§ **TASK STATEMENT**
Transcribe every entry below word for word, but skip the pictures.

§ **Lines of data**
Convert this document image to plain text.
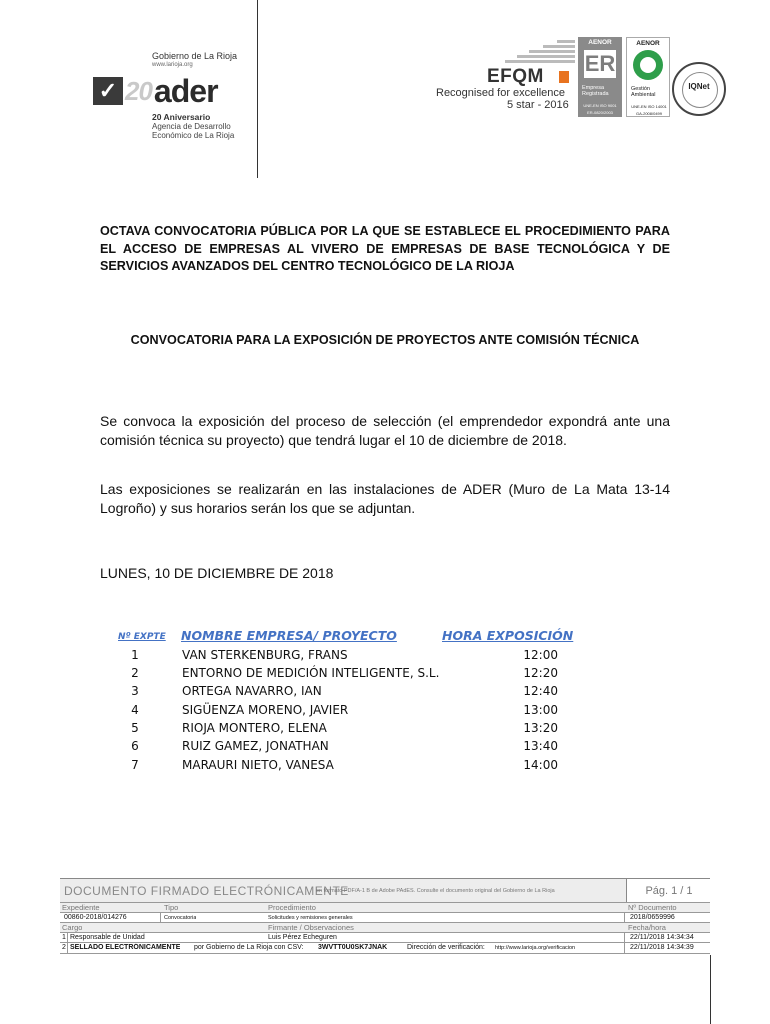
Gobierno de La Rioja
www.larioja.org
✓ 20 ader
20 Aniversario
Agencia de Desarrollo
Económico de La Rioja
EFQM
Recognised for excellence
5 star - 2016
AENOR
ER
Empresa
Registrada
UNE-EN ISO 9001
ER-0820/2003
AENOR
Gestión
Ambiental
UNE-EN ISO 14001
GA-2008/0499
IQNet
OCTAVA CONVOCATORIA PÚBLICA POR LA QUE SE ESTABLECE EL PROCEDIMIENTO PARA EL ACCESO DE EMPRESAS AL VIVERO DE EMPRESAS DE BASE TECNOLÓGICA Y DE SERVICIOS AVANZADOS DEL CENTRO TECNOLÓGICO DE LA RIOJA
CONVOCATORIA PARA LA EXPOSICIÓN DE PROYECTOS ANTE COMISIÓN TÉCNICA
Se convoca la exposición del proceso de selección (el emprendedor expondrá ante una comisión técnica su proyecto) que tendrá lugar el 10 de diciembre de 2018.
Las exposiciones se realizarán en las instalaciones de ADER (Muro de La Mata 13-14 Logroño) y sus horarios serán los que se adjuntan.
LUNES, 10 DE DICIEMBRE DE 2018
Nº EXPTE NOMBRE EMPRESA/ PROYECTO	HORA EXPOSICIÓN
1	VAN STERKENBURG, FRANS	12:00
2	ENTORNO DE MEDICIÓN INTELIGENTE, S.L.	12:20
3	ORTEGA NAVARRO, IAN	12:40
4	SIGÜENZA MORENO, JAVIER	13:00
5	RIOJA MONTERO, ELENA	13:20
6	RUIZ GAMEZ, JONATHAN	13:40
7	MARAURI NIETO, VANESA	14:00
DOCUMENTO FIRMADO ELECTRÓNICAMENTE
en formato PDF/A-1 B de Adobe PAdES. Consulte el documento original del Gobierno de La Rioja	Pág. 1 / 1
Expediente	Tipo	Procedimiento	Nº Documento
00860-2018/014276	Convocatoria	Solicitudes y remisiones generales	2018/0659996
Cargo	Firmante / Observaciones	Fecha/hora
1 Responsable de Unidad	Luis Pérez Echeguren	22/11/2018 14:34:34
2 SELLADO ELECTRÓNICAMENTE por Gobierno de La Rioja con CSV: 3WVTT0U0SK7JNAK	Dirección de verificación: http://www.larioja.org/verificacion	22/11/2018 14:34:39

§ **TASK RESULT**
Convert this document image to plain text.
Gobierno de La Rioja
www.larioja.org
✓ 20 ader
20 Aniversario
Agencia de Desarrollo
Económico de La Rioja
EFQM
Recognised for excellence
5 star - 2016
AENOR
ER
Empresa
Registrada
UNE-EN ISO 9001
ER-0820/2003
AENOR
Gestión
Ambiental
UNE-EN ISO 14001
GA-2008/0499
IQNet
OCTAVA CONVOCATORIA PÚBLICA POR LA QUE SE ESTABLECE EL PROCEDIMIENTO PARA EL ACCESO DE EMPRESAS AL VIVERO DE EMPRESAS DE BASE TECNOLÓGICA Y DE SERVICIOS AVANZADOS DEL CENTRO TECNOLÓGICO DE LA RIOJA
CONVOCATORIA PARA LA EXPOSICIÓN DE PROYECTOS ANTE COMISIÓN TÉCNICA
Se convoca la exposición del proceso de selección (el emprendedor expondrá ante una comisión técnica su proyecto) que tendrá lugar el 10 de diciembre de 2018.
Las exposiciones se realizarán en las instalaciones de ADER (Muro de La Mata 13-14 Logroño) y sus horarios serán los que se adjuntan.
LUNES, 10 DE DICIEMBRE DE 2018
Nº EXPTE NOMBRE EMPRESA/ PROYECTO	HORA EXPOSICIÓN
1	VAN STERKENBURG, FRANS	12:00
2	ENTORNO DE MEDICIÓN INTELIGENTE, S.L.	12:20
3	ORTEGA NAVARRO, IAN	12:40
4	SIGÜENZA MORENO, JAVIER	13:00
5	RIOJA MONTERO, ELENA	13:20
6	RUIZ GAMEZ, JONATHAN	13:40
7	MARAURI NIETO, VANESA	14:00
DOCUMENTO FIRMADO ELECTRÓNICAMENTE
en formato PDF/A-1 B de Adobe PAdES. Consulte el documento original del Gobierno de La Rioja	Pág. 1 / 1
Expediente	Tipo	Procedimiento	Nº Documento
00860-2018/014276	Convocatoria	Solicitudes y remisiones generales	2018/0659996
Cargo	Firmante / Observaciones	Fecha/hora
1 Responsable de Unidad	Luis Pérez Echeguren	22/11/2018 14:34:34
2 SELLADO ELECTRÓNICAMENTE por Gobierno de La Rioja con CSV: 3WVTT0U0SK7JNAK	Dirección de verificación: http://www.larioja.org/verificacion	22/11/2018 14:34:39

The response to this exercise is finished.